═════ Records shown
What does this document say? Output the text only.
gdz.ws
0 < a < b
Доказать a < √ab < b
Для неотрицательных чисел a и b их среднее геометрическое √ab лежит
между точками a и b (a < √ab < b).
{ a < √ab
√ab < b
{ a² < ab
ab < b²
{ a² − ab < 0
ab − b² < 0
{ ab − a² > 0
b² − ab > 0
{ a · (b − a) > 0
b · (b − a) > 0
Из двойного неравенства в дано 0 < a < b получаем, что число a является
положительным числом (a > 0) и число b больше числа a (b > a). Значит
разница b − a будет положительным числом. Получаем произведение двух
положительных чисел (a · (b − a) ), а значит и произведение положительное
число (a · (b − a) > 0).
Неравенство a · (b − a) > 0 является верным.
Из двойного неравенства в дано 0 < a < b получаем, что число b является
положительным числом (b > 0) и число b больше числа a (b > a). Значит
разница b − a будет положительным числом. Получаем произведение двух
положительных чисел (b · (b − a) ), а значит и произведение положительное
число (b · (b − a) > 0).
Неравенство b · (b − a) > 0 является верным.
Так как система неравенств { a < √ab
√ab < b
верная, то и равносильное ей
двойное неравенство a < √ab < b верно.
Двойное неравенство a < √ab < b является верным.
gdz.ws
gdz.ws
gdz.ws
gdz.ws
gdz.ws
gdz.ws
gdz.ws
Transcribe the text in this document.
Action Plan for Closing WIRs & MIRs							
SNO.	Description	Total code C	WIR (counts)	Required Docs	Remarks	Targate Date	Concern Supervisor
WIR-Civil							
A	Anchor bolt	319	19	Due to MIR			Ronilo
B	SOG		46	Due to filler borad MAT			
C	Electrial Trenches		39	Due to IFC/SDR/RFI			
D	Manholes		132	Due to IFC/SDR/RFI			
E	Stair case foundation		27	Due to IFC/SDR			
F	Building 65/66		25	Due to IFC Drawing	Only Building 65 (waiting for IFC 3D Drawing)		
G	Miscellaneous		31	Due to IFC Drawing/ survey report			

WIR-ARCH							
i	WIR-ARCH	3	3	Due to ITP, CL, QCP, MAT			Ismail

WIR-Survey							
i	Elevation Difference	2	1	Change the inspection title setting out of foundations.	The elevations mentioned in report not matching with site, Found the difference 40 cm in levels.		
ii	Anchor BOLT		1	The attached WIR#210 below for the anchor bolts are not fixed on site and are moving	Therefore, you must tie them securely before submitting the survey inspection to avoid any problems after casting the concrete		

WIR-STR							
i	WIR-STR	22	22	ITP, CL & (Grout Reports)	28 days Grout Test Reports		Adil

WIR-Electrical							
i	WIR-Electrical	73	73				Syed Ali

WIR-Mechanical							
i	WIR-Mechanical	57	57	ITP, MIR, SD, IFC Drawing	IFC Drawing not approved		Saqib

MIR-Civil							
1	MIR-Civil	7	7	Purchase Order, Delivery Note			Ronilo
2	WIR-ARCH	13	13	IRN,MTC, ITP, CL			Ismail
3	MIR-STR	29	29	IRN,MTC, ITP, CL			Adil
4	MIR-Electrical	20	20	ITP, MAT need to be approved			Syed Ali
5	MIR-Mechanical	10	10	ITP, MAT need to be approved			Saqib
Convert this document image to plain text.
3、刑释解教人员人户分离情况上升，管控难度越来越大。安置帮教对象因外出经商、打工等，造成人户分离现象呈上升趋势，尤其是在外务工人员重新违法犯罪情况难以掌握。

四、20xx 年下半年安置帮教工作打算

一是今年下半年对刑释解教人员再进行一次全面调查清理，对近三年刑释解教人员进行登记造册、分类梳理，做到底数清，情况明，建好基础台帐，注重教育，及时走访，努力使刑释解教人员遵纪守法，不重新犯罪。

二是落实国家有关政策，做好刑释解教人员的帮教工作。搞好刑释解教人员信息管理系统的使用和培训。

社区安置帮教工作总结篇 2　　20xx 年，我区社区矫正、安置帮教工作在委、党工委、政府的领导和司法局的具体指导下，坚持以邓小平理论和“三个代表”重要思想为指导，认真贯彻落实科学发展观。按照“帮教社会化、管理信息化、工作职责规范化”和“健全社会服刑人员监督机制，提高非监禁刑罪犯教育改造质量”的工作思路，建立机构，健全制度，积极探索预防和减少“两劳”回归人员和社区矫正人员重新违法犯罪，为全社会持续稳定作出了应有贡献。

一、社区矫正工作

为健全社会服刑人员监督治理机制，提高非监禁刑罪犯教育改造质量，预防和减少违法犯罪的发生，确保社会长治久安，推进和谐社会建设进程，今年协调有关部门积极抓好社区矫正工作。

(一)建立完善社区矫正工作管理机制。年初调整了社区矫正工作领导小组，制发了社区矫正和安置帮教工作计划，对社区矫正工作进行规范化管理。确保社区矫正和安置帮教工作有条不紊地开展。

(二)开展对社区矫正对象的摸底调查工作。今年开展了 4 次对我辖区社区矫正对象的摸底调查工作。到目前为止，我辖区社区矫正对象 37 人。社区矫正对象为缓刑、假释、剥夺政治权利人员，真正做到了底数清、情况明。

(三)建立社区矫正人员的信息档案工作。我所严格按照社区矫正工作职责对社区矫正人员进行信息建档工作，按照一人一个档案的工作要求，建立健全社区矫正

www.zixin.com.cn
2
══════════
#### What to produce
Quote only the lines from the one containing "Convert this document image to plain text." through the final line of the records, with both ends included.

#### Response to the exercise
Convert this document image to plain text.
3、刑释解教人员人户分离情况上升，管控难度越来越大。安置帮教对象因外出经商、打工等，造成人户分离现象呈上升趋势，尤其是在外务工人员重新违法犯罪情况难以掌握。

四、20xx 年下半年安置帮教工作打算

一是今年下半年对刑释解教人员再进行一次全面调查清理，对近三年刑释解教人员进行登记造册、分类梳理，做到底数清，情况明，建好基础台帐，注重教育，及时走访，努力使刑释解教人员遵纪守法，不重新犯罪。

二是落实国家有关政策，做好刑释解教人员的帮教工作。搞好刑释解教人员信息管理系统的使用和培训。

社区安置帮教工作总结篇 2　　20xx 年，我区社区矫正、安置帮教工作在委、党工委、政府的领导和司法局的具体指导下，坚持以邓小平理论和“三个代表”重要思想为指导，认真贯彻落实科学发展观。按照“帮教社会化、管理信息化、工作职责规范化”和“健全社会服刑人员监督机制，提高非监禁刑罪犯教育改造质量”的工作思路，建立机构，健全制度，积极探索预防和减少“两劳”回归人员和社区矫正人员重新违法犯罪，为全社会持续稳定作出了应有贡献。

一、社区矫正工作

为健全社会服刑人员监督治理机制，提高非监禁刑罪犯教育改造质量，预防和减少违法犯罪的发生，确保社会长治久安，推进和谐社会建设进程，今年协调有关部门积极抓好社区矫正工作。

(一)建立完善社区矫正工作管理机制。年初调整了社区矫正工作领导小组，制发了社区矫正和安置帮教工作计划，对社区矫正工作进行规范化管理。确保社区矫正和安置帮教工作有条不紊地开展。

(二)开展对社区矫正对象的摸底调查工作。今年开展了 4 次对我辖区社区矫正对象的摸底调查工作。到目前为止，我辖区社区矫正对象 37 人。社区矫正对象为缓刑、假释、剥夺政治权利人员，真正做到了底数清、情况明。

(三)建立社区矫正人员的信息档案工作。我所严格按照社区矫正工作职责对社区矫正人员进行信息建档工作，按照一人一个档案的工作要求，建立健全社区矫正

www.zixin.com.cn
2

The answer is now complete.